(Data tied to figure images)
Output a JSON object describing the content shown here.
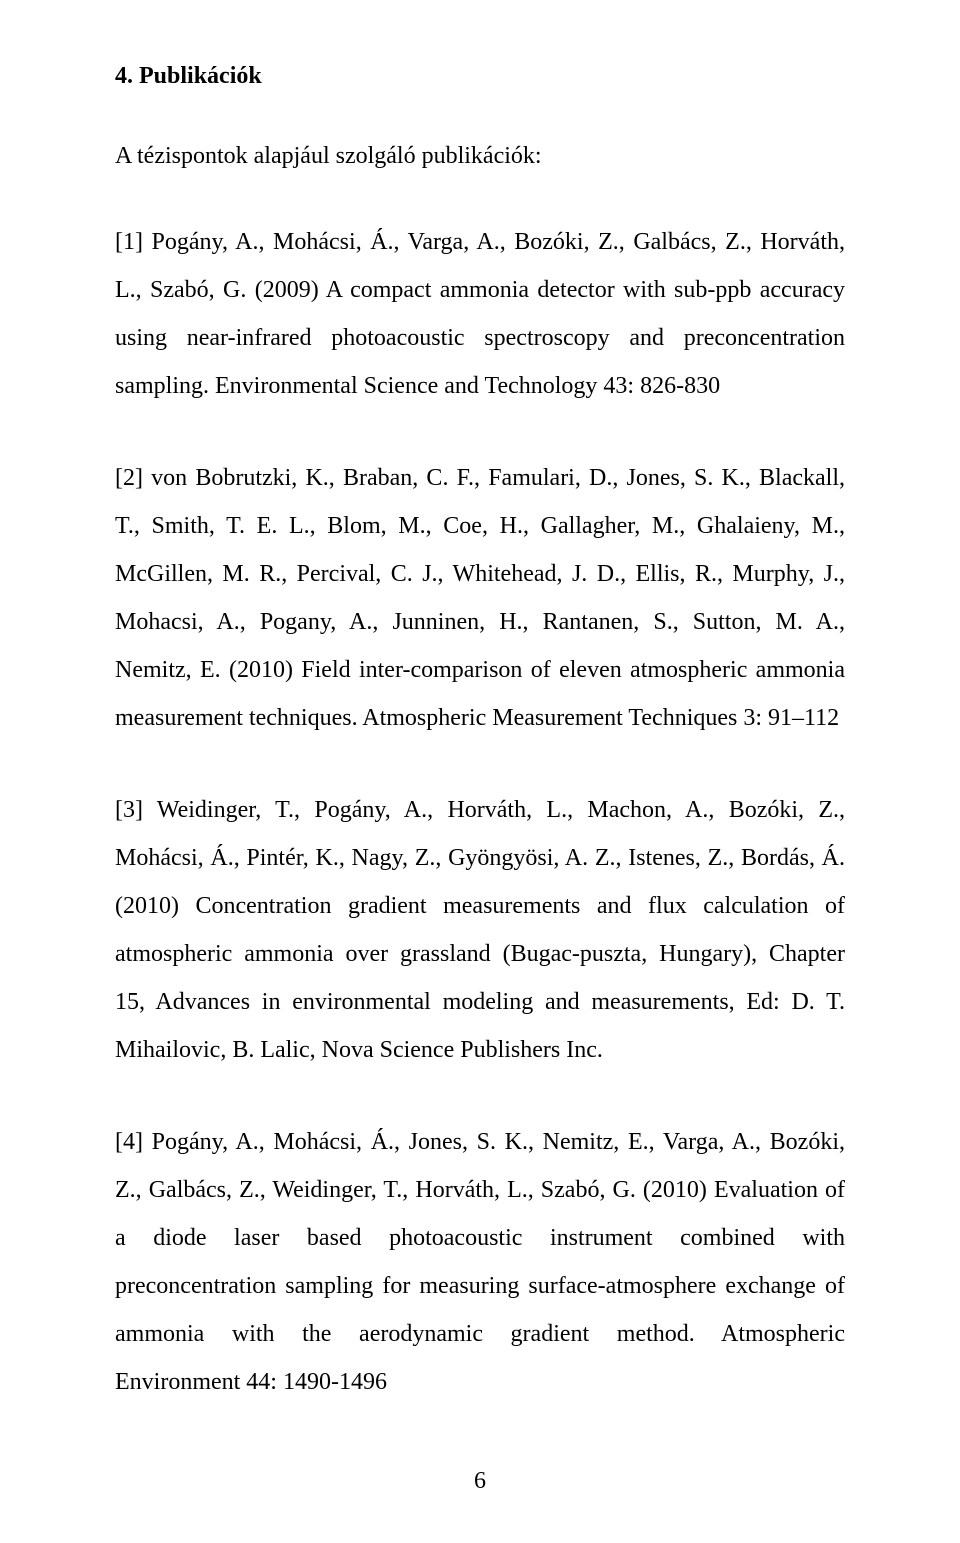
{
  "section_title": "4. Publikációk",
  "subtitle": "A tézispontok alapjául szolgáló publikációk:",
  "references": [
    "[1] Pogány, A., Mohácsi, Á., Varga, A., Bozóki, Z., Galbács, Z., Horváth, L., Szabó, G. (2009) A compact ammonia detector with sub-ppb accuracy using near-infrared photoacoustic spectroscopy and preconcentration sampling. Environmental Science and Technology 43: 826-830",
    "[2] von Bobrutzki, K., Braban, C. F., Famulari, D., Jones, S. K., Blackall, T., Smith, T. E. L., Blom, M., Coe, H., Gallagher, M., Ghalaieny, M., McGillen, M. R., Percival, C. J., Whitehead, J. D., Ellis, R., Murphy, J., Mohacsi, A., Pogany, A., Junninen, H., Rantanen, S., Sutton, M. A., Nemitz, E. (2010) Field inter-comparison of eleven atmospheric ammonia measurement techniques. Atmospheric Measurement Techniques 3: 91–112",
    "[3] Weidinger, T., Pogány, A., Horváth, L., Machon, A., Bozóki, Z., Mohácsi, Á., Pintér, K., Nagy, Z., Gyöngyösi, A. Z., Istenes, Z., Bordás, Á. (2010) Concentration gradient measurements and flux calculation of atmospheric ammonia over grassland (Bugac-puszta, Hungary), Chapter 15, Advances in environmental modeling and measurements, Ed: D. T. Mihailovic, B. Lalic, Nova Science Publishers Inc.",
    "[4] Pogány, A., Mohácsi, Á., Jones, S. K., Nemitz, E., Varga, A., Bozóki, Z., Galbács, Z., Weidinger, T., Horváth, L., Szabó, G. (2010) Evaluation of a diode laser based photoacoustic instrument combined with preconcentration sampling for measuring surface-atmosphere exchange of ammonia with the aerodynamic gradient method. Atmospheric Environment 44: 1490-1496"
  ],
  "page_number": "6"
}
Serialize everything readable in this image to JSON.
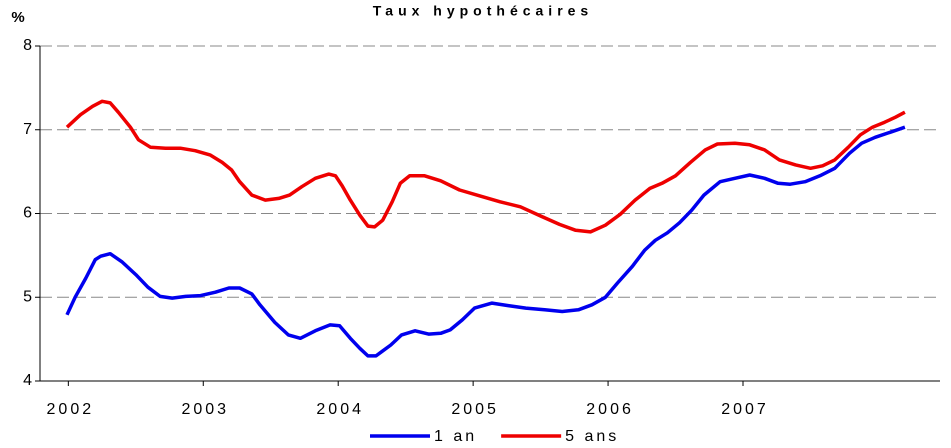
{
  "chart_data": {
    "type": "line",
    "title": "Taux hypothécaires",
    "y_label": "%",
    "xlim": [
      2001.79,
      2008.46
    ],
    "xticks": [
      2002,
      2003,
      2004,
      2005,
      2006,
      2007
    ],
    "ylim": [
      4,
      8
    ],
    "yticks": [
      4,
      5,
      6,
      7,
      8
    ],
    "grid": true,
    "legend": "bottom",
    "series": [
      {
        "name": "1 an",
        "color": "#0000ee",
        "x": [
          2001.99,
          2002.05,
          2002.13,
          2002.2,
          2002.24,
          2002.31,
          2002.4,
          2002.5,
          2002.59,
          2002.68,
          2002.77,
          2002.87,
          2002.98,
          2003.09,
          2003.19,
          2003.27,
          2003.36,
          2003.42,
          2003.53,
          2003.63,
          2003.72,
          2003.83,
          2003.94,
          2004.01,
          2004.09,
          2004.16,
          2004.22,
          2004.28,
          2004.39,
          2004.47,
          2004.57,
          2004.67,
          2004.76,
          2004.83,
          2004.92,
          2005.01,
          2005.14,
          2005.26,
          2005.39,
          2005.53,
          2005.66,
          2005.78,
          2005.88,
          2005.98,
          2006.07,
          2006.18,
          2006.27,
          2006.35,
          2006.44,
          2006.53,
          2006.62,
          2006.71,
          2006.83,
          2006.94,
          2007.05,
          2007.16,
          2007.26,
          2007.35,
          2007.46,
          2007.57,
          2007.68,
          2007.79,
          2007.88,
          2007.98,
          2008.09,
          2008.2
        ],
        "values": [
          4.79,
          5.0,
          5.23,
          5.45,
          5.49,
          5.52,
          5.42,
          5.27,
          5.12,
          5.01,
          4.99,
          5.01,
          5.02,
          5.06,
          5.11,
          5.11,
          5.04,
          4.91,
          4.7,
          4.55,
          4.51,
          4.6,
          4.67,
          4.66,
          4.51,
          4.39,
          4.3,
          4.3,
          4.43,
          4.55,
          4.6,
          4.56,
          4.57,
          4.61,
          4.73,
          4.87,
          4.93,
          4.9,
          4.87,
          4.85,
          4.83,
          4.85,
          4.91,
          5.0,
          5.17,
          5.37,
          5.56,
          5.68,
          5.77,
          5.89,
          6.04,
          6.22,
          6.38,
          6.42,
          6.46,
          6.42,
          6.36,
          6.35,
          6.38,
          6.45,
          6.54,
          6.72,
          6.84,
          6.91,
          6.97,
          7.03
        ]
      },
      {
        "name": "5 ans",
        "color": "#ee0000",
        "x": [
          2001.99,
          2002.09,
          2002.18,
          2002.25,
          2002.31,
          2002.37,
          2002.46,
          2002.52,
          2002.61,
          2002.72,
          2002.83,
          2002.94,
          2003.05,
          2003.14,
          2003.21,
          2003.27,
          2003.36,
          2003.46,
          2003.56,
          2003.64,
          2003.73,
          2003.83,
          2003.93,
          2003.98,
          2004.03,
          2004.09,
          2004.16,
          2004.22,
          2004.27,
          2004.33,
          2004.4,
          2004.46,
          2004.53,
          2004.64,
          2004.76,
          2004.9,
          2005.05,
          2005.2,
          2005.35,
          2005.5,
          2005.64,
          2005.76,
          2005.87,
          2005.98,
          2006.09,
          2006.2,
          2006.31,
          2006.4,
          2006.5,
          2006.61,
          2006.72,
          2006.81,
          2006.94,
          2007.05,
          2007.16,
          2007.27,
          2007.39,
          2007.5,
          2007.59,
          2007.68,
          2007.78,
          2007.87,
          2007.96,
          2008.05,
          2008.13,
          2008.2
        ],
        "values": [
          7.03,
          7.18,
          7.28,
          7.34,
          7.32,
          7.21,
          7.03,
          6.88,
          6.79,
          6.78,
          6.78,
          6.75,
          6.7,
          6.61,
          6.52,
          6.38,
          6.22,
          6.16,
          6.18,
          6.22,
          6.32,
          6.42,
          6.47,
          6.45,
          6.33,
          6.16,
          5.98,
          5.85,
          5.84,
          5.92,
          6.14,
          6.36,
          6.45,
          6.45,
          6.39,
          6.28,
          6.21,
          6.14,
          6.08,
          5.97,
          5.87,
          5.8,
          5.78,
          5.86,
          5.99,
          6.16,
          6.3,
          6.36,
          6.45,
          6.61,
          6.76,
          6.83,
          6.84,
          6.82,
          6.76,
          6.64,
          6.58,
          6.54,
          6.57,
          6.64,
          6.79,
          6.94,
          7.03,
          7.09,
          7.15,
          7.21
        ]
      }
    ]
  }
}
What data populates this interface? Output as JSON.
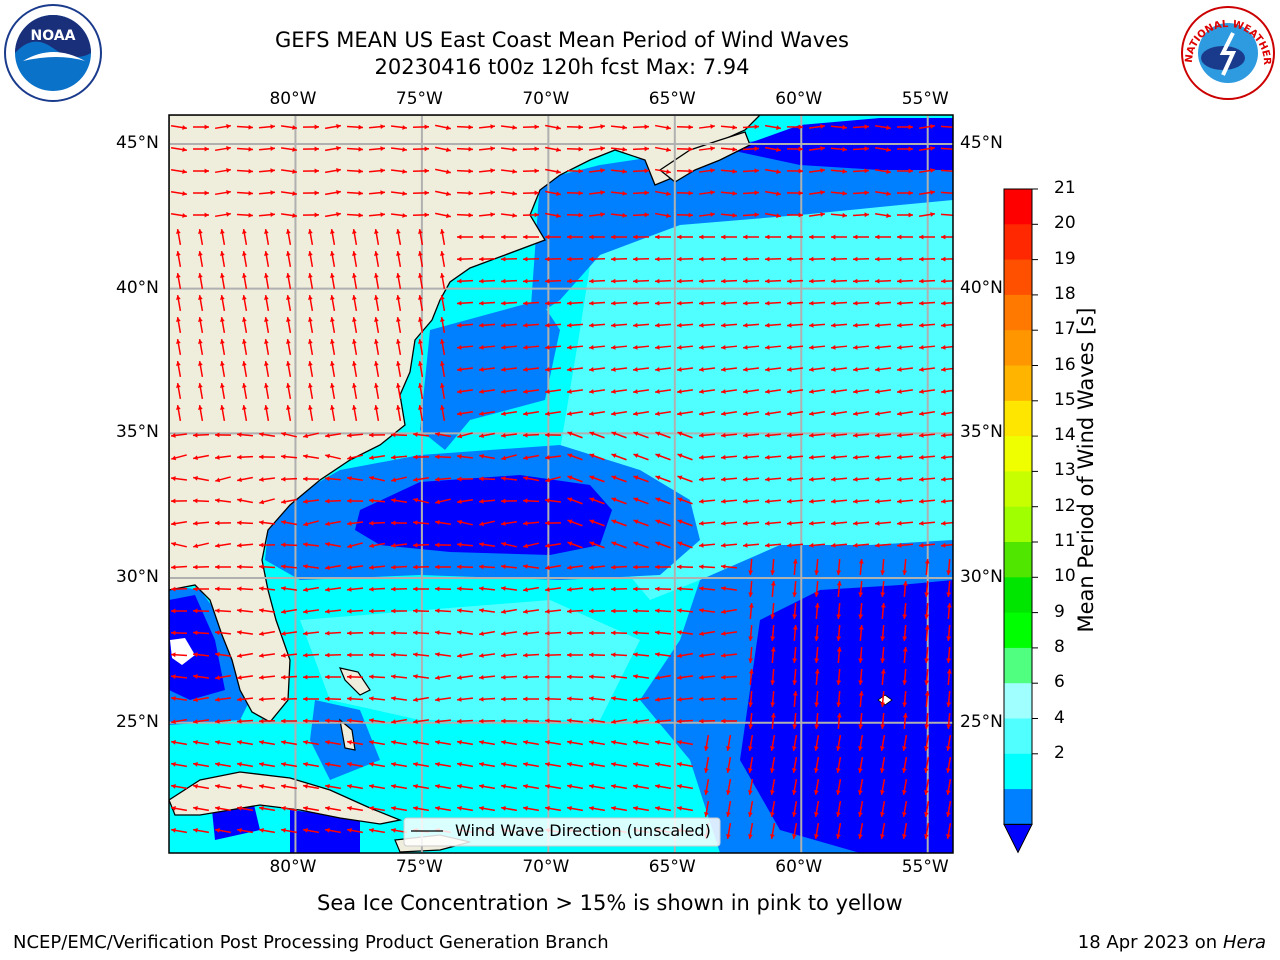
{
  "header": {
    "title": "GEFS MEAN US East Coast Mean Period of Wind Waves",
    "subtitle": "20230416 t00z 120h fcst   Max: 7.94"
  },
  "map": {
    "projection": "lat-lon",
    "lon_range": [
      -85,
      -54
    ],
    "lat_range": [
      20.5,
      46
    ],
    "lon_ticks": [
      "80°W",
      "75°W",
      "70°W",
      "65°W",
      "60°W",
      "55°W"
    ],
    "lat_ticks": [
      "45°N",
      "40°N",
      "35°N",
      "30°N",
      "25°N"
    ],
    "land_color": "#efeddc",
    "grid_color": "#b0b0b0",
    "arrow_color": "#ff0000"
  },
  "legend": {
    "label": "Wind Wave Direction (unscaled)"
  },
  "colorbar": {
    "title": "Mean Period of Wind Waves [s]",
    "labels": [
      "21",
      "20",
      "19",
      "18",
      "17",
      "16",
      "15",
      "14",
      "13",
      "12",
      "11",
      "10",
      "9",
      "8",
      "6",
      "4",
      "2"
    ],
    "colors": [
      "#ff0000",
      "#ff2800",
      "#ff5000",
      "#ff7800",
      "#ff9600",
      "#ffb400",
      "#ffe600",
      "#f0ff00",
      "#c8ff00",
      "#a0ff00",
      "#50e600",
      "#00e600",
      "#00ff00",
      "#50ff80",
      "#a0ffff",
      "#50ffff",
      "#00ffff",
      "#0080ff"
    ],
    "extend_color": "#0000ff"
  },
  "notes": {
    "sea_ice": "Sea Ice Concentration > 15% is shown in pink to yellow"
  },
  "footer": {
    "left": "NCEP/EMC/Verification Post Processing Product Generation Branch",
    "right_prefix": "18 Apr 2023 on ",
    "right_machine": "Hera"
  },
  "logos": {
    "noaa_text": "NOAA",
    "nws_text": "NATIONAL WEATHER SERVICE"
  }
}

*WORK REQUIRED*
Go over the records above line by line and count those holding the word "Mean". Reply only with the number.

*SOLUTION TO THIS EXERCISE*
2